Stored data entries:
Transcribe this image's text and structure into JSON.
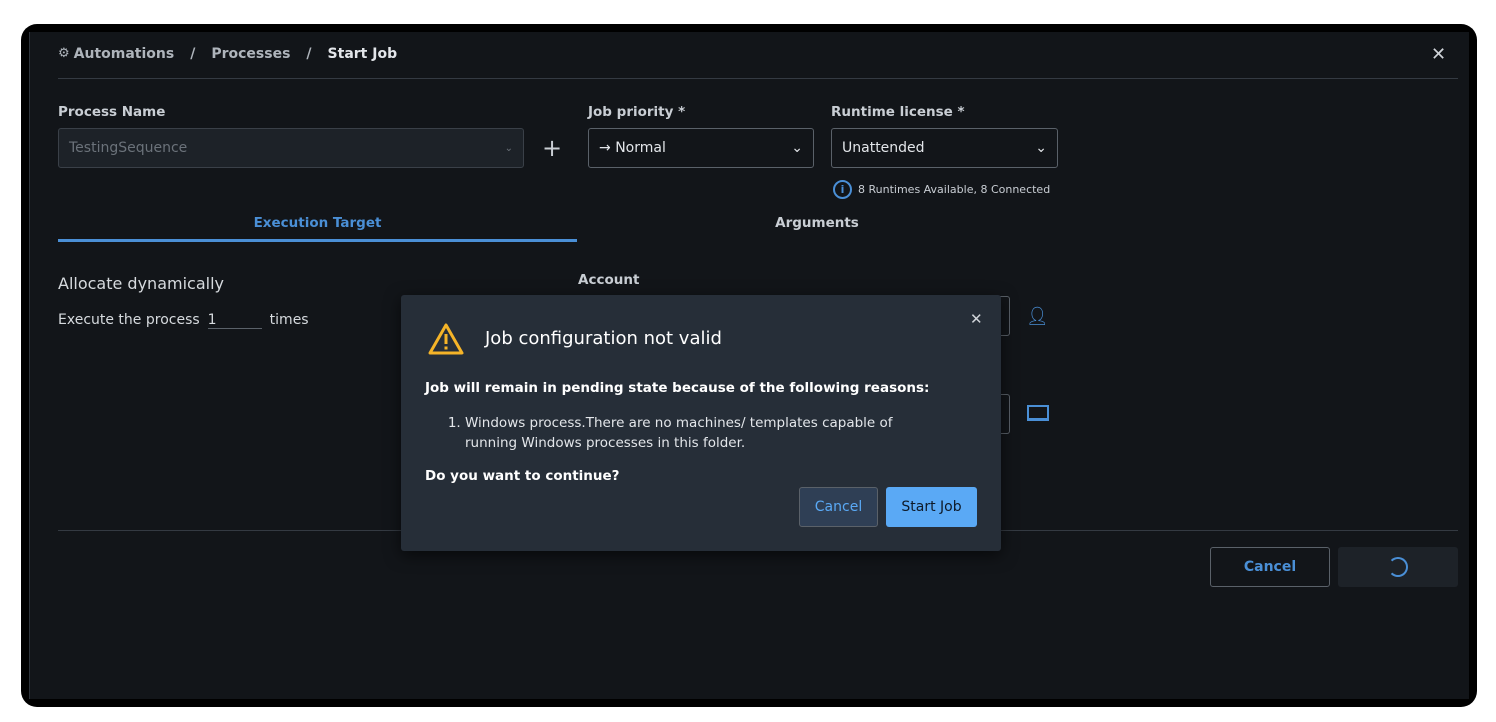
{
  "breadcrumb": {
    "items": [
      "Automations",
      "Processes",
      "Start Job"
    ],
    "separator": "/"
  },
  "form": {
    "process_name": {
      "label": "Process Name",
      "value": "TestingSequence"
    },
    "job_priority": {
      "label": "Job priority *",
      "value": "Normal"
    },
    "runtime_license": {
      "label": "Runtime license *",
      "value": "Unattended",
      "info": "8 Runtimes Available, 8 Connected"
    }
  },
  "tabs": [
    {
      "label": "Execution Target",
      "active": true
    },
    {
      "label": "Arguments",
      "active": false
    }
  ],
  "execution": {
    "heading": "Allocate dynamically",
    "execute_prefix": "Execute the process",
    "count": "1",
    "execute_suffix": "times",
    "account_label": "Account"
  },
  "footer": {
    "cancel": "Cancel"
  },
  "dialog": {
    "title": "Job configuration not valid",
    "intro": "Job will remain in pending state because of the following reasons:",
    "reasons": [
      "Windows process.There are no machines/ templates capable of running Windows processes in this folder."
    ],
    "question": "Do you want to continue?",
    "cancel": "Cancel",
    "confirm": "Start Job"
  },
  "colors": {
    "accent": "#4a8fd6",
    "primary_button": "#5aa9f5",
    "warning": "#f5b428",
    "background": "#121519",
    "dialog": "#262e38"
  }
}
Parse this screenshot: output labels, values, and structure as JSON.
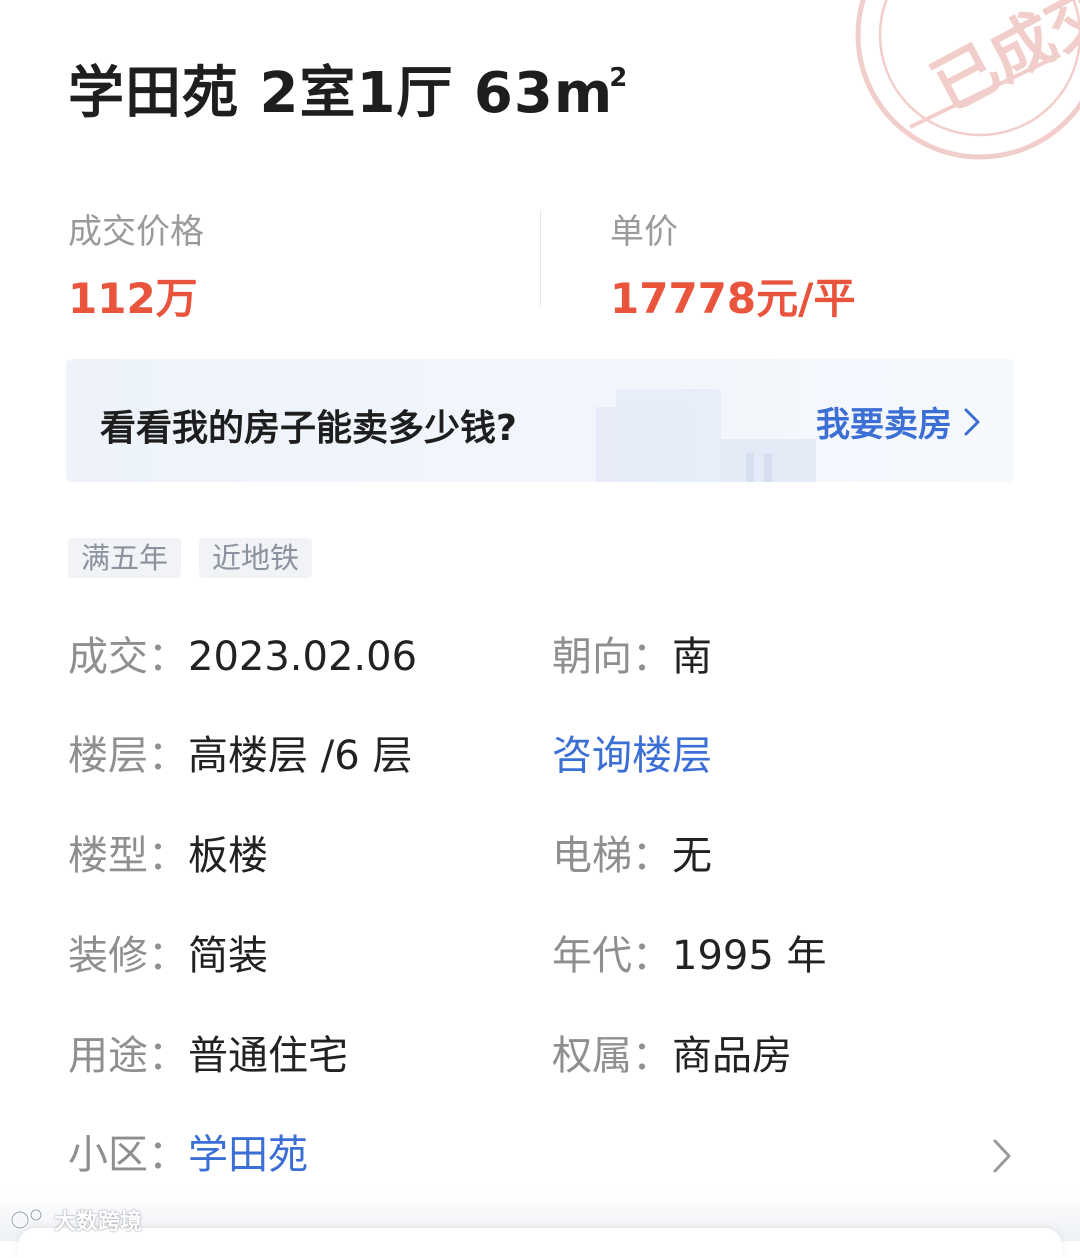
{
  "stamp": {
    "text": "已成交"
  },
  "listing": {
    "title": "学田苑 2室1厅 63m",
    "area_superscript": "2"
  },
  "price": {
    "deal_label": "成交价格",
    "deal_value": "112万",
    "unit_label": "单价",
    "unit_value": "17778元/平"
  },
  "sell_banner": {
    "prompt": "看看我的房子能卖多少钱?",
    "action": "我要卖房"
  },
  "tags": [
    "满五年",
    "近地铁"
  ],
  "details": {
    "deal_date": {
      "label": "成交：",
      "value": "2023.02.06"
    },
    "orientation": {
      "label": "朝向：",
      "value": "南"
    },
    "floor": {
      "label": "楼层：",
      "value": "高楼层 /6 层"
    },
    "consult_floor": "咨询楼层",
    "building_type": {
      "label": "楼型：",
      "value": "板楼"
    },
    "elevator": {
      "label": "电梯：",
      "value": "无"
    },
    "decoration": {
      "label": "装修：",
      "value": "简装"
    },
    "year": {
      "label": "年代：",
      "value": "1995 年"
    },
    "usage": {
      "label": "用途：",
      "value": "普通住宅"
    },
    "ownership": {
      "label": "权属：",
      "value": "商品房"
    },
    "community": {
      "label": "小区：",
      "value": "学田苑"
    }
  },
  "watermark": {
    "text": "大数跨境"
  },
  "colors": {
    "price": "#e8553c",
    "link": "#3c6fd6",
    "label": "#8f8f8f",
    "stamp": "#e9a7a2"
  }
}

▶ [Work instructions]
Copy the material above exactly and drop the pictures.

▶ [Full output]
Transcribe this image's text and structure into JSON.
{
  "breadcrumb": {
    "items": [
      "Automations",
      "Processes",
      "Start Job"
    ],
    "separator": "/"
  },
  "form": {
    "process_name": {
      "label": "Process Name",
      "value": "TestingSequence"
    },
    "job_priority": {
      "label": "Job priority *",
      "value": "Normal"
    },
    "runtime_license": {
      "label": "Runtime license *",
      "value": "Unattended",
      "info": "8 Runtimes Available, 8 Connected"
    }
  },
  "tabs": [
    {
      "label": "Execution Target",
      "active": true
    },
    {
      "label": "Arguments",
      "active": false
    }
  ],
  "execution": {
    "heading": "Allocate dynamically",
    "execute_prefix": "Execute the process",
    "count": "1",
    "execute_suffix": "times",
    "account_label": "Account"
  },
  "footer": {
    "cancel": "Cancel"
  },
  "dialog": {
    "title": "Job configuration not valid",
    "intro": "Job will remain in pending state because of the following reasons:",
    "reasons": [
      "Windows process.There are no machines/ templates capable of running Windows processes in this folder."
    ],
    "question": "Do you want to continue?",
    "cancel": "Cancel",
    "confirm": "Start Job"
  },
  "colors": {
    "accent": "#4a8fd6",
    "primary_button": "#5aa9f5",
    "warning": "#f5b428",
    "background": "#121519",
    "dialog": "#262e38"
  }
}
Parse this screenshot: output labels, values, and structure as JSON.
{
  "stamp": {
    "text": "已成交"
  },
  "listing": {
    "title": "学田苑 2室1厅 63m",
    "area_superscript": "2"
  },
  "price": {
    "deal_label": "成交价格",
    "deal_value": "112万",
    "unit_label": "单价",
    "unit_value": "17778元/平"
  },
  "sell_banner": {
    "prompt": "看看我的房子能卖多少钱?",
    "action": "我要卖房"
  },
  "tags": [
    "满五年",
    "近地铁"
  ],
  "details": {
    "deal_date": {
      "label": "成交：",
      "value": "2023.02.06"
    },
    "orientation": {
      "label": "朝向：",
      "value": "南"
    },
    "floor": {
      "label": "楼层：",
      "value": "高楼层 /6 层"
    },
    "consult_floor": "咨询楼层",
    "building_type": {
      "label": "楼型：",
      "value": "板楼"
    },
    "elevator": {
      "label": "电梯：",
      "value": "无"
    },
    "decoration": {
      "label": "装修：",
      "value": "简装"
    },
    "year": {
      "label": "年代：",
      "value": "1995 年"
    },
    "usage": {
      "label": "用途：",
      "value": "普通住宅"
    },
    "ownership": {
      "label": "权属：",
      "value": "商品房"
    },
    "community": {
      "label": "小区：",
      "value": "学田苑"
    }
  },
  "watermark": {
    "text": "大数跨境"
  },
  "colors": {
    "price": "#e8553c",
    "link": "#3c6fd6",
    "label": "#8f8f8f",
    "stamp": "#e9a7a2"
  }
}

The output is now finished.